EXERCISE REQUIREMENTS —
1. Name every club that the text on North Greenford United F.C. reports North Greenford United playing against in a match. List each club only once.
2. Please carry on the history of North Greenford United F.C., starting after its final sentence.

DOCUMENT TEXT —
North Greenford United
- Full name: North Greenford United Football Club
- Nickname: The Blues
- Founded: 1944; 82 years ago
- Ground: Berkeley Fields, Greenford
- Capacity: 2,000
- Chairman: Paul Mills
- Manager: Joey Gritt
- League: Combined Counties League Premier Division North
- 2024–25: Combined Counties League Premier Division North, 5th of 20
| Home colours | Away colours |

= North Greenford United F.C. =

Association football club in England

North Greenford United Football Club is a football club based in Greenford in the London Borough of Ealing, England. They play in the . The club is affiliated to the Middlesex County Football Association.

==History==

Established in 1944, originally as a youth club and started playing senior football in the 1946–47 season when they joined the Hanwell and District League, finishing as runners-up at the first attempt. A season later the club joined the Harrow Wembley League, and winning the senior division of that league at the end of the 1954–55 season. The club then played in the Middlesex League Premier Division In the 1982–83 season they won the Middlesex League Premier Division and gained promotion to Division One of the London Spartan League.

At the end of the 1987–88 season the club gained promotion to the Premier Division of the London Spartan League. At the end of the 1993–94 season the club left the Spartan league, and dropped down a level to the Middlesex County Football League Premier Division. The club then lost its senior status with the Middlesex County Football Association and spent the next few seasons upgrading their ground to move from intermediate status back up to senior status. This work culminated in the club being elected to the Combined Counties Football League for the start of the 2002–03 season.

The club finished as runners-up in the league in their third season in the league. That season, they also made their debut in the FA Cup, making it to the first qualifying round before being knocked out by Hemel Hempstead Town. The club then repeated this finish four seasons later in the 2008–09 season. The following season the club went one better as they became champions of the Combined Counties Football League, and earned promotion to Division One Central of the Southern Football League. They also completed a double by winning the Middlesex Senior Charity Cup when they beat Enfield Town 1–0 in the final at The Beveree Stadium.

North Greenford United finished 18th in the 2010–11 campaign, in their first season at that level. After a disappointing opening half to the 2011–12 campaign, the club announced that they had parted company with manager Steve Ringrose who had been in charge for three years. On Boxing Day 2011, the club confirmed the appointment of former Chelsea, Wimbledon and Crystal Palace striker Neil Shipperley as their new manager. He was assisted by his former Chelsea teammate Mark Nicholls.

However upon the conclusion of the season, Shipperley resigned to look for a management position at a higher level after successfully guiding the side to safety. The club appointed former Bedfont Town midfielder and caretaker boss Jon-Barrie Bates as his successor in early June. Bates was sacked after just eight games following the club's poor start to the season paving the way for the return of Shipperley for a second spell as manager.

On 17 August 2013, former professional goalkeeper Dave Beasant came out of retirement for one game at the age of 54, to appear for North Greenford United in their 2–0 defeat to Chalfont St Peter.

Neil Shipperley resigned from his position of manager in February 2014, and he was replaced by reserve team boss Paul Palmer shortly after. Palmer, however, was sacked after a 4–1 defeat to Chalfont St Peter on 11 September 2014. Don Bennett was appointed as caretaker with his first game in charge a 1–1 draw with Uxbridge.

Excerpts from a dataset
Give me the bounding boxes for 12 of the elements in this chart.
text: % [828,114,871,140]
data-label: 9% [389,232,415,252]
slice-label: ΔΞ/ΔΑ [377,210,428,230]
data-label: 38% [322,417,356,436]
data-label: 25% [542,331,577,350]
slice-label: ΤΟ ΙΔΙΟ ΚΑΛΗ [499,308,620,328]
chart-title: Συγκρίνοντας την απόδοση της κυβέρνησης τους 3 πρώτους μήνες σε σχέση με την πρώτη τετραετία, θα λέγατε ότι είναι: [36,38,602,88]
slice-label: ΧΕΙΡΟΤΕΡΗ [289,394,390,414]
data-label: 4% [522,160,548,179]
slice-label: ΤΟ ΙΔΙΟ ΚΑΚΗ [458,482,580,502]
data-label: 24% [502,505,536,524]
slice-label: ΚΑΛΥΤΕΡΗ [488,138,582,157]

PER-TASK OUTPUTS —
1.
Hemel Hempstead Town
Enfield Town
Chalfont St Peter
Uxbridge

2.
Bennett was then appointed as the permanent successor to Palmer, but resigned in December 2014. Reserve team manager Barry Morris was placed in caretaker charge.

The club had narrowly avoided relegation in the previous two seasons, but were set to be relegated after finishing 21st in 2015 before being handed a relegation reprieve. They therefore remained in the Southern Football League for the 2015–16 season.

After being handed a reprieve from relegation, the board appointed Morris as manager on a permanent basis after an upturn in results towards the end of the 2014–15 season. Morris and his coaching staff were tasked with trying to keep North Greenford United in the Southern Football League.

Morris was replaced by assistant George Bouhet early into the 2015–16 season, but Bouhet left the club in November 2015 following a poor run of results. On 7 November 2015, former North Greenford United players Ricky Pither and Danny Bennell were appointed joint-managers with another former North Greenford player, Chris Mills, and Mark Chandler joining as assistant coaches.

However, North Greenford United's six-year stay at Step 4 came to an end on 19 April 2016 as a 3–1 defeat to Kings Langley confirmed their relegation from the Southern Football League. In June 2016, North Greenford successfully appealed against their placement in the Hellenic Football League and were instead placed in the equivalent, but enlarged, Combined Counties League Premier Division. After two midtable seasons in the Combined Counties Premier Division, North Greenford United was transferred to the Spartan South Midlands Football League Premier Division. In their first season in the league, they finished five points clear of relegation. The following season was cancelled in March 2020 due to the COVID-19 pandemic, with no promotion or relegation taking place. North Greenford United were 20th when the 2019–20 season was cancelled. The 2020–21 season was also cancelled.

For the 2021–22 season, North Greenford United was transferred to the Combined Counties Football League Premier Division North, finishing 5th in their first season, then 8th in the 2022–23 season. In 2023–24, the club finished 8th, and reached the quarterfinals of the FA Vase for the first and only time in their history, but lost 1–0 at home to Romford, the winners of the FA Vase that season. They also reached the final of the Middlesex Senior Charity Cup, losing 2–1 to Uxbridge.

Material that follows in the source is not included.